> EXERCISE: In the records below, find the line containing "Transcribe the text in this document.", then extract that line and all subsequent lines exactly, leaving out everything else.
● ● ● ● ● ● ●
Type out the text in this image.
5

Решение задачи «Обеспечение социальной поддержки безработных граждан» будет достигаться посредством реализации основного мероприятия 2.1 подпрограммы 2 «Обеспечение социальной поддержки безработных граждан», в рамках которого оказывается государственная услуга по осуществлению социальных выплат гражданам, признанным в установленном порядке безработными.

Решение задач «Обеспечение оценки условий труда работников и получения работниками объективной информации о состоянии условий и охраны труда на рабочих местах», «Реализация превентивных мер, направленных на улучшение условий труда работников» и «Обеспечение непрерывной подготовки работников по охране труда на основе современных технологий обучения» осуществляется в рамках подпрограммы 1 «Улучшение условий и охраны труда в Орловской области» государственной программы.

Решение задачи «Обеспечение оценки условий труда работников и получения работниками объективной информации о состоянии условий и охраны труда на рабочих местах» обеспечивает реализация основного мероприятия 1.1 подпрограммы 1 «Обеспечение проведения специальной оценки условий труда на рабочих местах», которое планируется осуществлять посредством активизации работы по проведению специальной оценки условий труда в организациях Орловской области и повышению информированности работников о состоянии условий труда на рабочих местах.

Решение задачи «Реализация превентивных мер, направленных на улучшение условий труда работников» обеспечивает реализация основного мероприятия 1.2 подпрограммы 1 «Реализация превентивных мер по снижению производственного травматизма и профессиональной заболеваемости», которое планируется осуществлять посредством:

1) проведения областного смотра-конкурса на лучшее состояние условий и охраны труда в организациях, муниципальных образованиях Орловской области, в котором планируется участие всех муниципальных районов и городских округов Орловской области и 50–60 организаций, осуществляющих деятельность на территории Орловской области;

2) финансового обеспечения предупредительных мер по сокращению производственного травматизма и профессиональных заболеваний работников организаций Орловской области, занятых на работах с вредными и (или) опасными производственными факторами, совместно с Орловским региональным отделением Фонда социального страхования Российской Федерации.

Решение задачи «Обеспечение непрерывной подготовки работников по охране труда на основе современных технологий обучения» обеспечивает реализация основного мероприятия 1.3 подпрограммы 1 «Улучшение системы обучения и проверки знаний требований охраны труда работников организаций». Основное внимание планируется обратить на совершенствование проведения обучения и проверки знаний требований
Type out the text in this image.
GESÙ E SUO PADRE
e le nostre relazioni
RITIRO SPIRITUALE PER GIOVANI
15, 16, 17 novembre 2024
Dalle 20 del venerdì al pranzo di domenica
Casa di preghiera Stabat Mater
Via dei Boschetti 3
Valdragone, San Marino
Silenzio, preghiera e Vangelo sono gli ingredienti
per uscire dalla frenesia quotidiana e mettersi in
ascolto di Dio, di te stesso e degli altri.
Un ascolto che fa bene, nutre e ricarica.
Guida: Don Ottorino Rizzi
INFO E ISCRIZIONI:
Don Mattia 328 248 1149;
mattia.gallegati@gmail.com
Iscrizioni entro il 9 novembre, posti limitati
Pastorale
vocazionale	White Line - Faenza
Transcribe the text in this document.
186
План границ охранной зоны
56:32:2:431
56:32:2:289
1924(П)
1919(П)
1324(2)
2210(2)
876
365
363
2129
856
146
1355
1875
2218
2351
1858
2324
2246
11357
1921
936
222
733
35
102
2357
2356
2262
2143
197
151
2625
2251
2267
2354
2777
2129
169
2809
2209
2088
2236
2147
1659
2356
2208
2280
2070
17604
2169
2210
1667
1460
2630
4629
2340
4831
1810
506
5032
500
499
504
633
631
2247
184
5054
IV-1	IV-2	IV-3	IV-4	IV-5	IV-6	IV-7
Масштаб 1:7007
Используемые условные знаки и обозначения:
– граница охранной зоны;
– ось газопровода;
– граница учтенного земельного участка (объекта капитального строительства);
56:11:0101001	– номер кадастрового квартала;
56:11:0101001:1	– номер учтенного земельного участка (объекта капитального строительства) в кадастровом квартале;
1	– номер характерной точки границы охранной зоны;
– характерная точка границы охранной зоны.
● ● ● ● ● ● ●
> FINISHED TASK:
Transcribe the text in this document.
186
План границ охранной зоны
56:32:2:431
56:32:2:289
1924(П)
1919(П)
1324(2)
2210(2)
876
365
363
2129
856
146
1355
1875
2218
2351
1858
2324
2246
11357
1921
936
222
733
35
102
2357
2356
2262
2143
197
151
2625
2251
2267
2354
2777
2129
169
2809
2209
2088
2236
2147
1659
2356
2208
2280
2070
17604
2169
2210
1667
1460
2630
4629
2340
4831
1810
506
5032
500
499
504
633
631
2247
184
5054
IV-1	IV-2	IV-3	IV-4	IV-5	IV-6	IV-7
Масштаб 1:7007
Используемые условные знаки и обозначения:
– граница охранной зоны;
– ось газопровода;
– граница учтенного земельного участка (объекта капитального строительства);
56:11:0101001	– номер кадастрового квартала;
56:11:0101001:1	– номер учтенного земельного участка (объекта капитального строительства) в кадастровом квартале;
1	– номер характерной точки границы охранной зоны;
– характерная точка границы охранной зоны.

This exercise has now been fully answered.